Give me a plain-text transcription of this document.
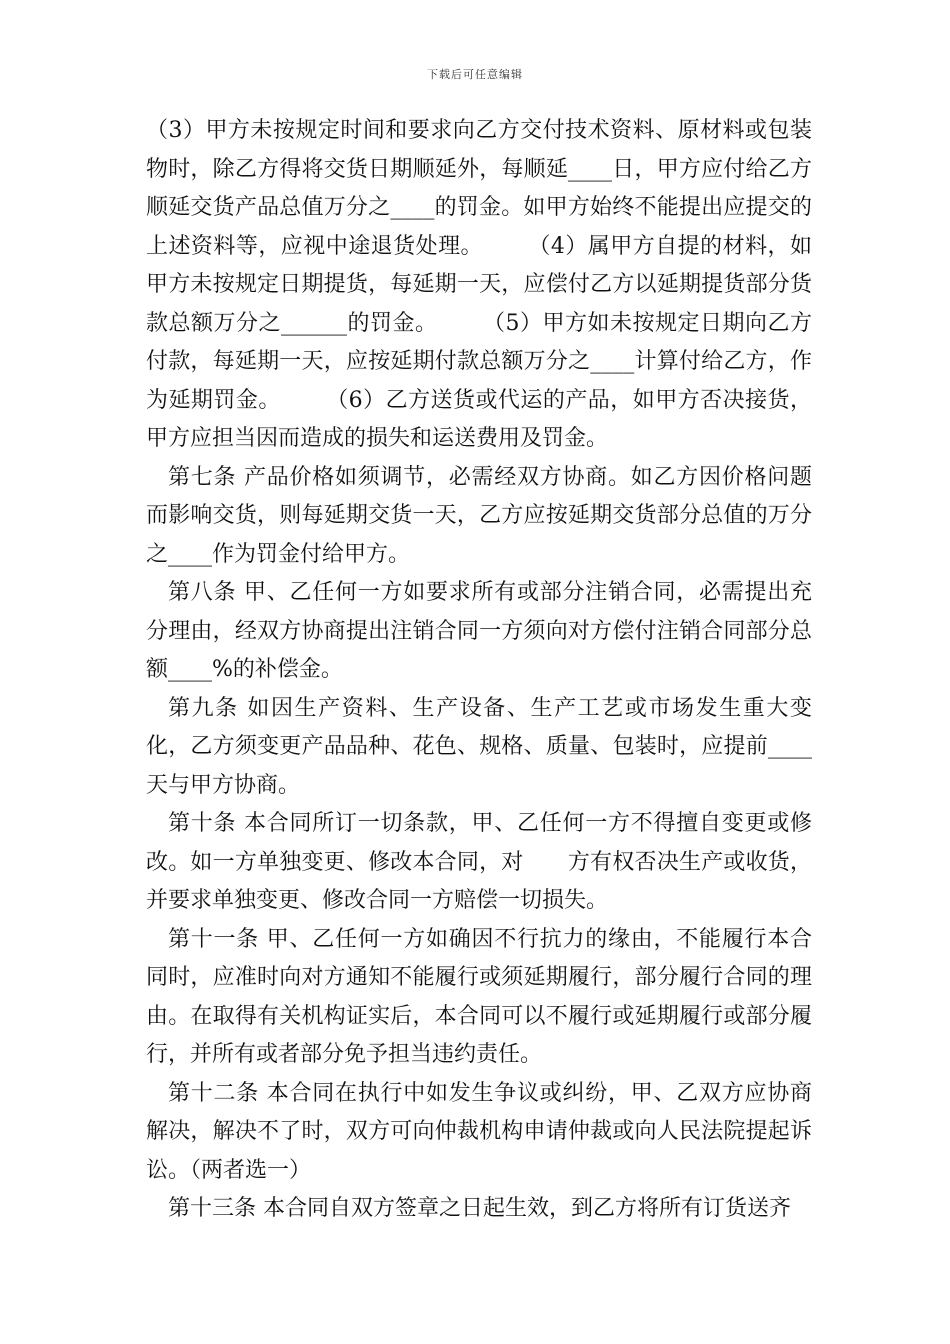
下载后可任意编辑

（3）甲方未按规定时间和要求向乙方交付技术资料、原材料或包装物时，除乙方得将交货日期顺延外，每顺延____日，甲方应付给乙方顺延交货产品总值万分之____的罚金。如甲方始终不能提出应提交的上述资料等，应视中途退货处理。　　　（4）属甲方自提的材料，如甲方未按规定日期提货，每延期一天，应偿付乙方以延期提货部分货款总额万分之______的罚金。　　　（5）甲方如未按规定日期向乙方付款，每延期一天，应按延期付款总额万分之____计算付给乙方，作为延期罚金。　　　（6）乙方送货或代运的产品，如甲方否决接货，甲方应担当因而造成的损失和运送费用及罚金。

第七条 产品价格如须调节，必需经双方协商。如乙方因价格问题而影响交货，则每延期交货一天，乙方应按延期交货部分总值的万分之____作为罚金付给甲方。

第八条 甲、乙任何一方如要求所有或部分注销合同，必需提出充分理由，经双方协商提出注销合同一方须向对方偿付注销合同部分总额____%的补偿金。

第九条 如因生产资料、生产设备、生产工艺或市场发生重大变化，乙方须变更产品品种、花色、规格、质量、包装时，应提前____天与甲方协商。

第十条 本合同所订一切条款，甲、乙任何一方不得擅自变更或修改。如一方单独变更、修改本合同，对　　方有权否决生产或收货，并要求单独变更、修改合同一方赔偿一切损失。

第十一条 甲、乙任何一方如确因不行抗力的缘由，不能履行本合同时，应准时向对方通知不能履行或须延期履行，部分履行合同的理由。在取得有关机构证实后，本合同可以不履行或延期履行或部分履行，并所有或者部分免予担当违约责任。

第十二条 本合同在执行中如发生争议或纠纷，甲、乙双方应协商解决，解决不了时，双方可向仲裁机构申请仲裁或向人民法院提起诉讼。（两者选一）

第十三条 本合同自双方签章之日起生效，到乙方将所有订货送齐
***
All records must be output exactly as they are, except for the pictures, which are left out.

Give me a plain-text transcription of this document.
下载后可任意编辑

（3）甲方未按规定时间和要求向乙方交付技术资料、原材料或包装物时，除乙方得将交货日期顺延外，每顺延____日，甲方应付给乙方顺延交货产品总值万分之____的罚金。如甲方始终不能提出应提交的上述资料等，应视中途退货处理。　　　（4）属甲方自提的材料，如甲方未按规定日期提货，每延期一天，应偿付乙方以延期提货部分货款总额万分之______的罚金。　　　（5）甲方如未按规定日期向乙方付款，每延期一天，应按延期付款总额万分之____计算付给乙方，作为延期罚金。　　　（6）乙方送货或代运的产品，如甲方否决接货，甲方应担当因而造成的损失和运送费用及罚金。

第七条 产品价格如须调节，必需经双方协商。如乙方因价格问题而影响交货，则每延期交货一天，乙方应按延期交货部分总值的万分之____作为罚金付给甲方。

第八条 甲、乙任何一方如要求所有或部分注销合同，必需提出充分理由，经双方协商提出注销合同一方须向对方偿付注销合同部分总额____%的补偿金。

第九条 如因生产资料、生产设备、生产工艺或市场发生重大变化，乙方须变更产品品种、花色、规格、质量、包装时，应提前____天与甲方协商。

第十条 本合同所订一切条款，甲、乙任何一方不得擅自变更或修改。如一方单独变更、修改本合同，对　　方有权否决生产或收货，并要求单独变更、修改合同一方赔偿一切损失。

第十一条 甲、乙任何一方如确因不行抗力的缘由，不能履行本合同时，应准时向对方通知不能履行或须延期履行，部分履行合同的理由。在取得有关机构证实后，本合同可以不履行或延期履行或部分履行，并所有或者部分免予担当违约责任。

第十二条 本合同在执行中如发生争议或纠纷，甲、乙双方应协商解决，解决不了时，双方可向仲裁机构申请仲裁或向人民法院提起诉讼。（两者选一）

第十三条 本合同自双方签章之日起生效，到乙方将所有订货送齐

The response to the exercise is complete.